- [The problem]: Copy the lines from the one containing "shared-icon [629,298,637,309]" up to and including the one containing "folder-date: 02-19-2020 08:04", replacing "folder-number" with "folder-id" and leaving everything else unchanged.

- [Records shown]:

────────

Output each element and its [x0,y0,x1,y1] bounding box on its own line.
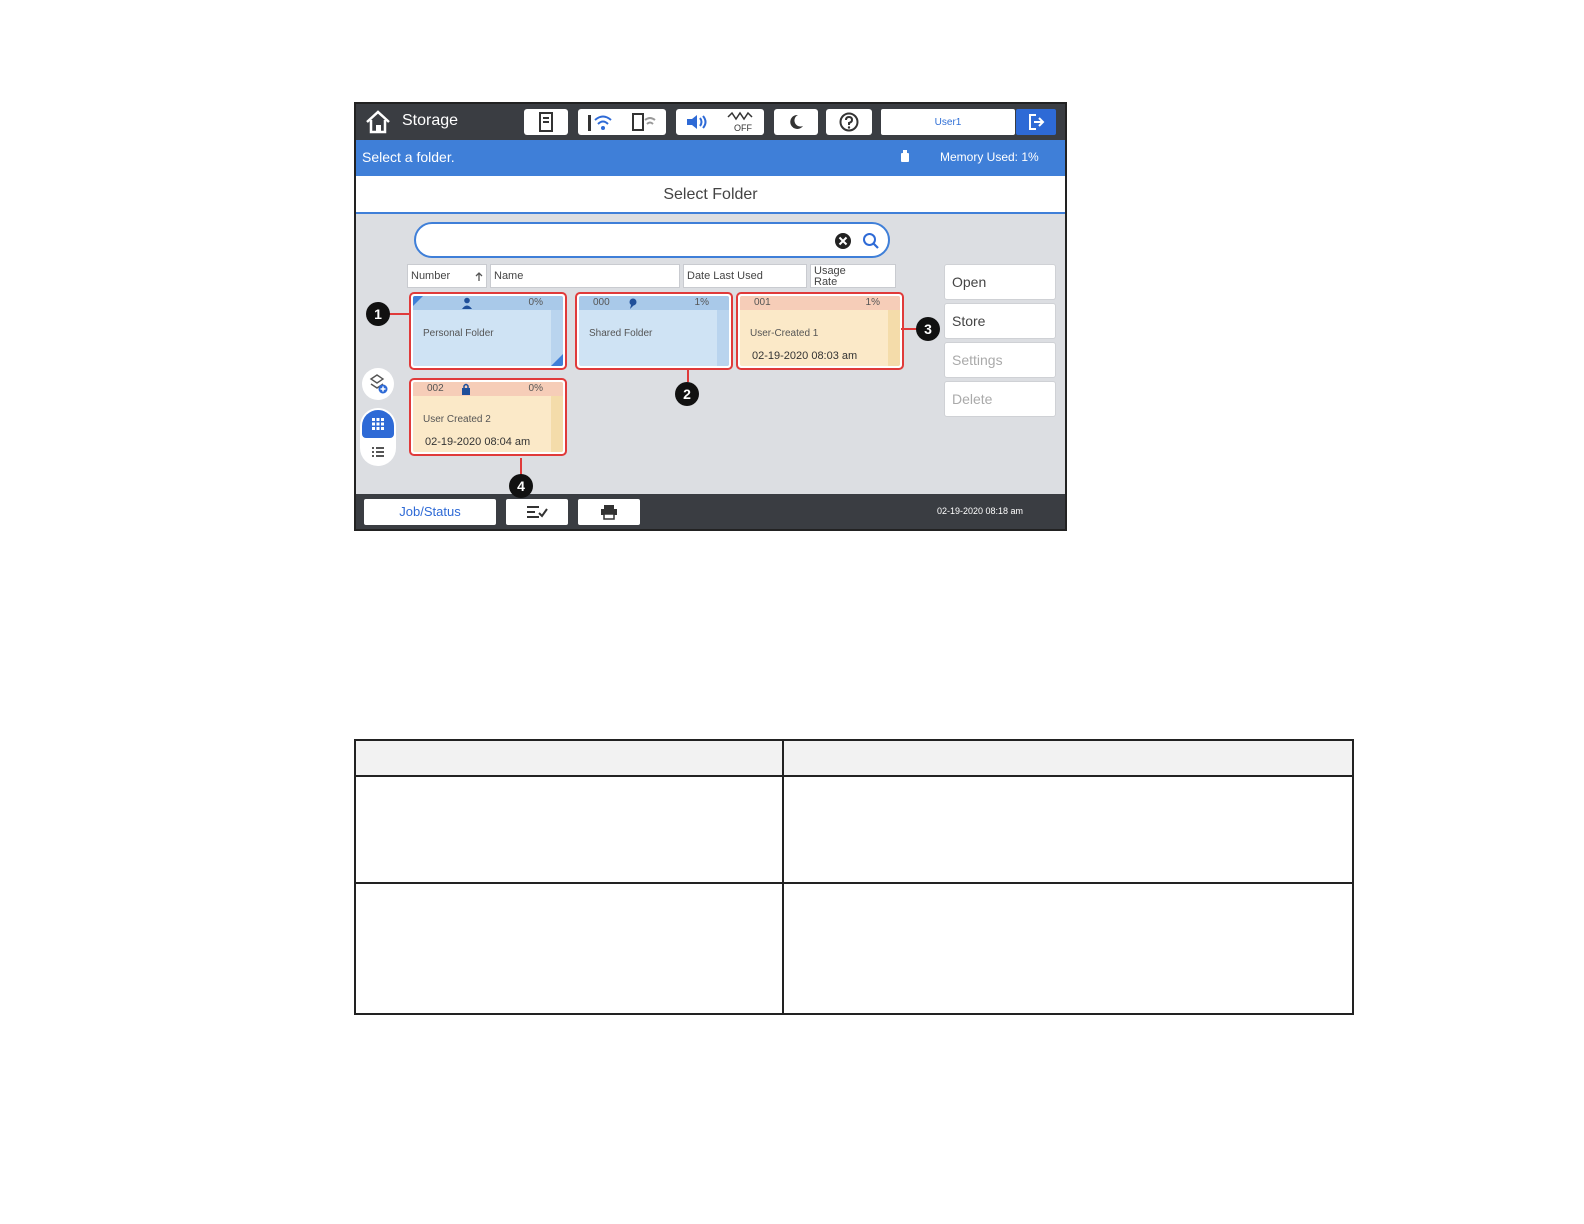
shared-icon [629,298,637,309]
lock-icon [462,383,470,395]
add-folder-button[interactable] [362,368,394,400]
table-cell [782,882,1354,1015]
status-message: Select a folder. [362,149,455,165]
printer-button[interactable] [578,499,640,525]
folder-number: 001 [754,297,771,308]
user-name[interactable]: User1 [881,109,1015,135]
memory-icon [901,150,909,162]
folder-name: User Created 2 [423,414,491,425]
table-row [354,882,1354,1015]
grid-view-button[interactable] [362,410,394,438]
folder-number: 000 [593,297,610,308]
screen-title: Storage [402,112,459,129]
wifi-icon [588,115,612,131]
person-icon [462,297,472,309]
column-number[interactable]: Number [407,264,487,288]
sleep-button[interactable] [774,109,818,135]
memory-used: Memory Used: 1% [940,150,1039,164]
usage-rate: 1% [865,297,880,308]
logout-icon [1029,114,1045,130]
bottom-bar: Job/Status 02-19-2020 08:18 am [356,494,1065,529]
sd-card-button[interactable] [524,109,568,135]
callout-2: 2 [675,382,699,406]
search-icon[interactable] [862,232,880,250]
table-cell [782,775,1354,884]
callout-line-2 [687,368,689,382]
delete-button[interactable]: Delete [944,381,1056,417]
table-cell [354,775,784,884]
usage-rate: 0% [528,383,543,394]
clear-icon[interactable] [834,232,852,250]
help-button[interactable] [826,109,872,135]
svg-text:OFF: OFF [734,123,752,133]
table-header-cell [782,739,1354,777]
top-bar: Storage OFF User1 [356,104,1065,140]
table-cell [354,882,784,1015]
home-icon[interactable] [364,109,392,135]
list-view-icon [372,447,384,457]
column-date-last-used[interactable]: Date Last Used [683,264,807,288]
table-header-row [354,739,1354,777]
folder-date: 02-19-2020 08:04 am [425,436,531,448]
job-confirm-button[interactable] [506,499,568,525]
store-button[interactable]: Store [944,303,1056,339]
search-box[interactable] [414,222,890,258]
folder-name: Shared Folder [589,328,653,339]
folder-number: 002 [427,383,444,394]
page-title: Select Folder [356,176,1065,214]
volume-icon [687,115,707,129]
sort-ascending-icon [475,272,483,281]
printer-icon [601,505,617,520]
column-name[interactable]: Name [490,264,680,288]
view-toggle [360,408,396,466]
eco-off-icon: OFF [727,111,753,133]
volume-eco-button[interactable]: OFF [676,109,764,135]
callout-1: 1 [366,302,390,326]
folder-tile-user-created-1[interactable]: 001 1% User-Created 1 02-19-2020 08:03 a… [736,292,904,370]
wifi-direct-icon [632,113,656,131]
column-usage-rate[interactable]: Usage Rate [810,264,896,288]
usage-rate: 1% [694,297,709,308]
help-icon [839,112,859,132]
status-bar: Select a folder. Memory Used: 1% [356,140,1065,176]
callout-legend-table [354,739,1354,1015]
folder-tile-user-created-2[interactable]: 002 0% User Created 2 02-19-2020 08:04 a… [409,378,567,456]
list-view-button[interactable] [362,440,394,464]
callout-line-1 [388,313,410,315]
open-button[interactable]: Open [944,264,1056,300]
job-status-button[interactable]: Job/Status [364,499,496,525]
callout-4: 4 [509,474,533,498]
folder-tile-shared[interactable]: 000 1% Shared Folder [575,292,733,370]
add-folder-icon [369,374,388,394]
folder-tile-personal[interactable]: 0% Personal Folder [409,292,567,370]
folder-name: User-Created 1 [750,328,819,339]
folder-name: Personal Folder [423,328,494,339]
usage-rate: 0% [528,297,543,308]
callout-3: 3 [916,317,940,341]
table-row [354,775,1354,884]
job-list-icon [527,506,548,518]
grid-view-icon [372,418,384,430]
sd-card-icon [539,112,553,132]
clock: 02-19-2020 08:18 am [936,506,1023,516]
printer-screen: Storage OFF User1 Select a folder. Memor… [354,102,1067,531]
table-header-cell [354,739,784,777]
folder-date: 02-19-2020 08:03 am [752,350,858,362]
logout-button[interactable] [1016,109,1056,135]
settings-button[interactable]: Settings [944,342,1056,378]
sleep-icon [790,114,803,129]
network-status-button[interactable] [578,109,666,135]
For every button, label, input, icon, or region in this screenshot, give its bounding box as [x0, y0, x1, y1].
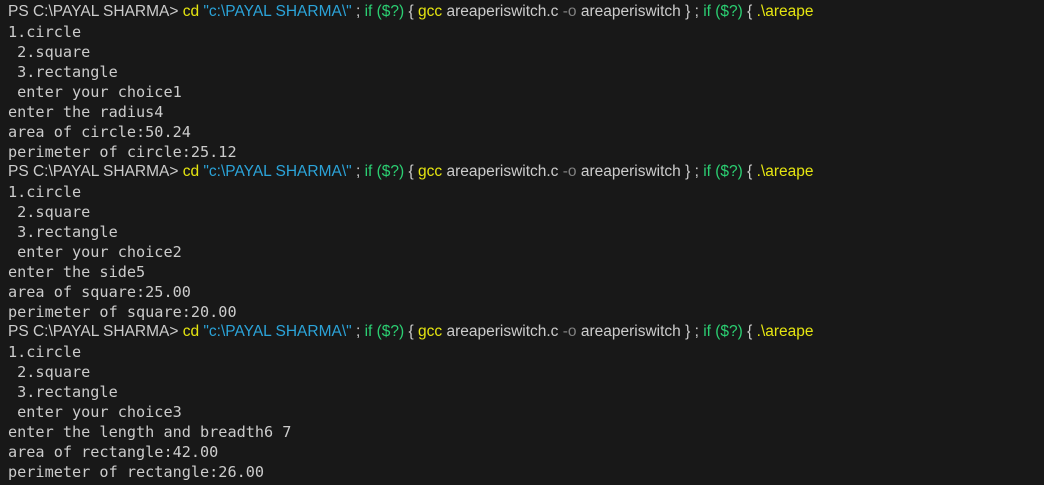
output-line: 2.square: [8, 203, 91, 221]
output-line: enter the side5: [8, 263, 146, 281]
command-token: areaperiswitch } ;: [576, 163, 704, 180]
command-token: {: [742, 323, 757, 340]
command-token: ;: [351, 3, 365, 20]
command-token: areaperiswitch.c: [442, 3, 563, 20]
output-line: 1.circle: [8, 343, 82, 361]
output-line: enter your choice3: [8, 403, 182, 421]
command-token: {: [404, 323, 419, 340]
output-line: 3.rectangle: [8, 383, 118, 401]
command-token: areaperiswitch.c: [442, 163, 563, 180]
prompt-line: PS C:\PAYAL SHARMA> cd "c:\PAYAL SHARMA\…: [8, 322, 1044, 342]
output-line: perimeter of rectangle:26.00: [8, 463, 265, 481]
command-token: ($?): [715, 323, 743, 340]
command-token: cd: [182, 3, 200, 20]
command-token: if: [703, 163, 711, 180]
command-token: "c:\PAYAL SHARMA\": [203, 3, 352, 20]
command-token: "c:\PAYAL SHARMA\": [203, 163, 352, 180]
command-token: cd: [182, 163, 200, 180]
command-token: -o: [562, 323, 577, 340]
command-token: -o: [562, 3, 577, 20]
output-line: 3.rectangle: [8, 63, 118, 81]
command-token: ($?): [376, 163, 405, 180]
output-line: 3.rectangle: [8, 223, 118, 241]
terminal-panel[interactable]: PS C:\PAYAL SHARMA> cd "c:\PAYAL SHARMA\…: [0, 0, 1044, 485]
command-token: -o: [562, 163, 577, 180]
output-line: 1.circle: [8, 183, 82, 201]
prompt-line: PS C:\PAYAL SHARMA> cd "c:\PAYAL SHARMA\…: [8, 2, 1044, 22]
output-line: enter the radius4: [8, 103, 164, 121]
prompt-path: PS C:\PAYAL SHARMA>: [8, 3, 183, 20]
command-token: ;: [351, 163, 365, 180]
command-token: ($?): [715, 163, 743, 180]
command-token: ($?): [376, 3, 405, 20]
output-line: perimeter of square:20.00: [8, 303, 237, 321]
output-line: area of rectangle:42.00: [8, 443, 219, 461]
output-line: enter your choice1: [8, 83, 182, 101]
prompt-path: PS C:\PAYAL SHARMA>: [8, 323, 183, 340]
command-token: {: [742, 163, 757, 180]
output-line: area of circle:50.24: [8, 123, 191, 141]
command-token: areaperiswitch } ;: [576, 3, 704, 20]
command-token: {: [404, 3, 419, 20]
command-token: .\areape: [756, 3, 814, 20]
command-token: gcc: [418, 3, 443, 20]
prompt-path: PS C:\PAYAL SHARMA>: [8, 163, 183, 180]
command-token: if: [703, 323, 711, 340]
command-token: .\areape: [756, 323, 814, 340]
command-token: ($?): [715, 3, 743, 20]
output-line: 1.circle: [8, 23, 82, 41]
prompt-line: PS C:\PAYAL SHARMA> cd "c:\PAYAL SHARMA\…: [8, 162, 1044, 182]
command-token: "c:\PAYAL SHARMA\": [203, 323, 352, 340]
command-token: ($?): [376, 323, 405, 340]
command-token: areaperiswitch.c: [442, 323, 563, 340]
command-token: areaperiswitch } ;: [576, 323, 704, 340]
output-line: enter the length and breadth6 7: [8, 423, 292, 441]
command-token: gcc: [418, 323, 443, 340]
output-line: enter your choice2: [8, 243, 182, 261]
command-token: .\areape: [756, 163, 814, 180]
command-token: {: [404, 163, 419, 180]
command-token: if: [703, 3, 711, 20]
output-line: area of square:25.00: [8, 283, 191, 301]
output-line: 2.square: [8, 43, 91, 61]
output-line: perimeter of circle:25.12: [8, 143, 237, 161]
output-line: 2.square: [8, 363, 91, 381]
command-token: ;: [351, 323, 365, 340]
command-token: gcc: [418, 163, 443, 180]
command-token: {: [742, 3, 757, 20]
command-token: cd: [182, 323, 200, 340]
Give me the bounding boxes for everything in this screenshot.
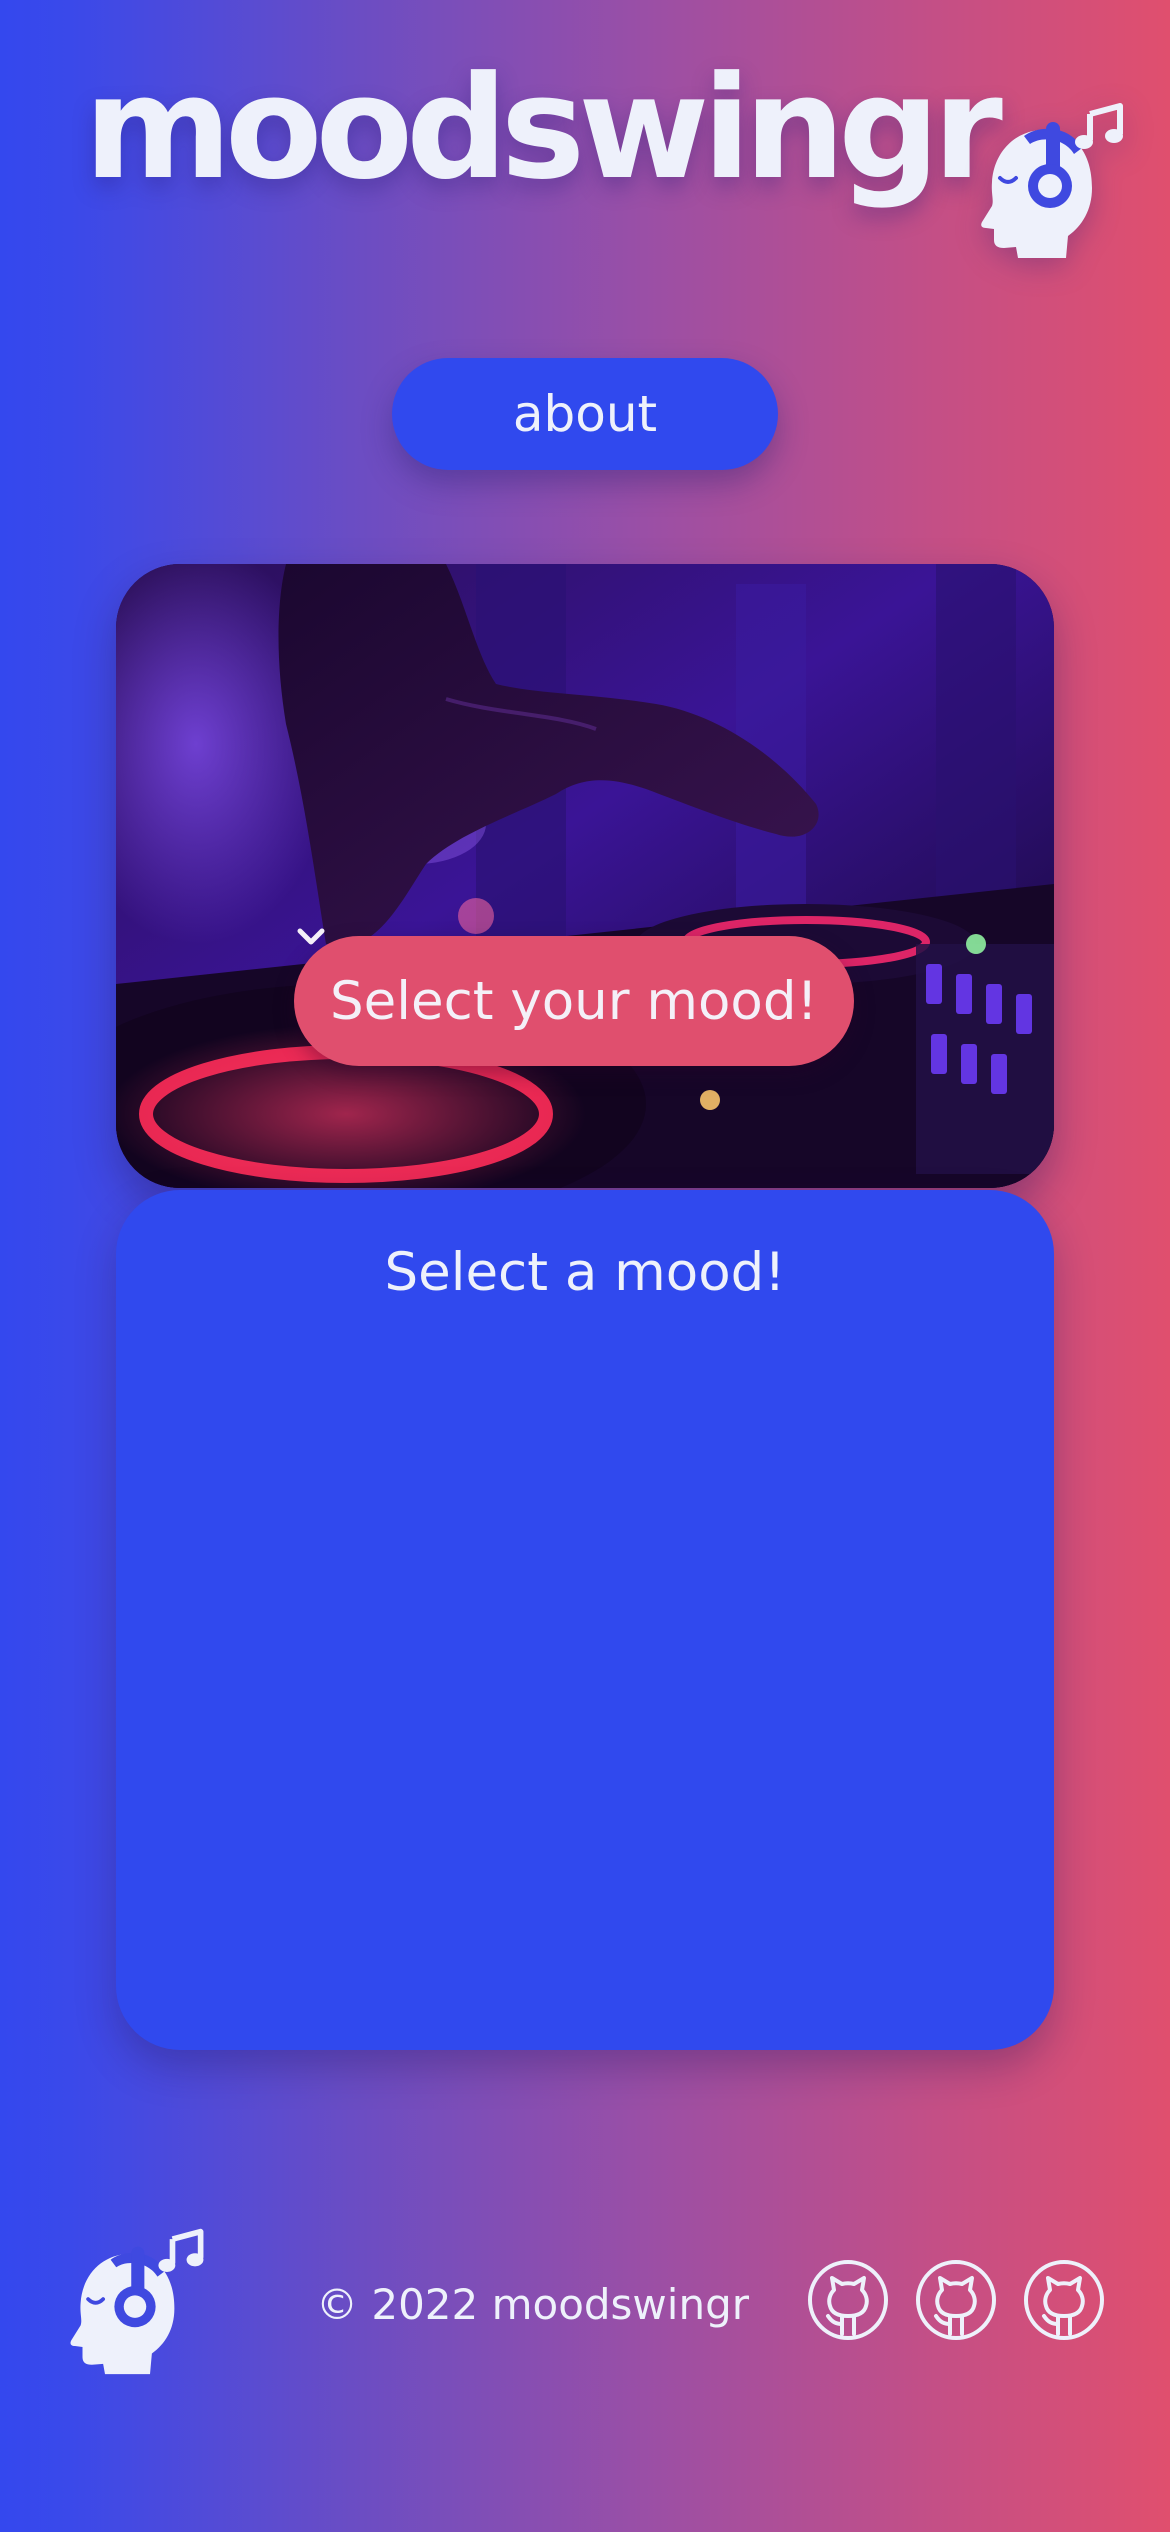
- chevron-down-icon: [297, 928, 325, 945]
- copyright-text: © 2022 moodswingr: [316, 2280, 750, 2329]
- hero-card: Select your mood!: [116, 564, 1054, 1188]
- dj-turntable-photo: [116, 564, 1054, 1188]
- headphones-head-icon: [60, 2226, 210, 2376]
- results-placeholder-text: Select a mood!: [384, 1242, 786, 1303]
- site-title[interactable]: moodswingr: [84, 58, 1003, 200]
- mood-select-dropdown[interactable]: Select your mood!: [294, 928, 854, 1066]
- mood-select-value: Select your mood!: [330, 970, 818, 1032]
- github-icon[interactable]: [806, 2258, 890, 2342]
- github-icon[interactable]: [914, 2258, 998, 2342]
- results-panel: Select a mood!: [116, 1190, 1054, 2050]
- github-icon[interactable]: [1022, 2258, 1106, 2342]
- site-header: moodswingr: [0, 0, 1170, 280]
- headphones-head-icon: [970, 100, 1130, 260]
- site-footer: © 2022 moodswingr: [0, 2200, 1170, 2400]
- about-button[interactable]: about: [392, 358, 778, 470]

────────

- [Reply to the exercise]:
shared-icon [629,298,637,309]
lock-icon [462,383,470,395]
add-folder-button[interactable] [362,368,394,400]
table-cell [782,882,1354,1015]
status-message: Select a folder. [362,149,455,165]
printer-button[interactable] [578,499,640,525]
folder-id: 001 [754,297,771,308]
user-name[interactable]: User1 [881,109,1015,135]
memory-icon [901,150,909,162]
folder-name: User Created 2 [423,414,491,425]
table-row [354,882,1354,1015]
grid-view-button[interactable] [362,410,394,438]
folder-id: 000 [593,297,610,308]
screen-title: Storage [402,112,459,129]
wifi-icon [588,115,612,131]
person-icon [462,297,472,309]
column-number[interactable]: Number [407,264,487,288]
sleep-button[interactable] [774,109,818,135]
memory-used: Memory Used: 1% [940,150,1039,164]
usage-rate: 1% [865,297,880,308]
logout-icon [1029,114,1045,130]
bottom-bar: Job/Status 02-19-2020 08:18 am [356,494,1065,529]
sd-card-button[interactable] [524,109,568,135]
callout-2: 2 [675,382,699,406]
search-icon[interactable] [862,232,880,250]
table-cell [782,775,1354,884]
callout-line-2 [687,368,689,382]
delete-button[interactable]: Delete [944,381,1056,417]
table-cell [354,775,784,884]
usage-rate: 0% [528,383,543,394]
clear-icon[interactable] [834,232,852,250]
help-button[interactable] [826,109,872,135]
svg-text:OFF: OFF [734,123,752,133]
table-header-cell [782,739,1354,777]
top-bar: Storage OFF User1 [356,104,1065,140]
table-cell [354,882,784,1015]
home-icon[interactable] [364,109,392,135]
list-view-icon [372,447,384,457]
column-date-last-used[interactable]: Date Last Used [683,264,807,288]
table-header-row [354,739,1354,777]
folder-date: 02-19-2020 08:04 am [425,436,531,448]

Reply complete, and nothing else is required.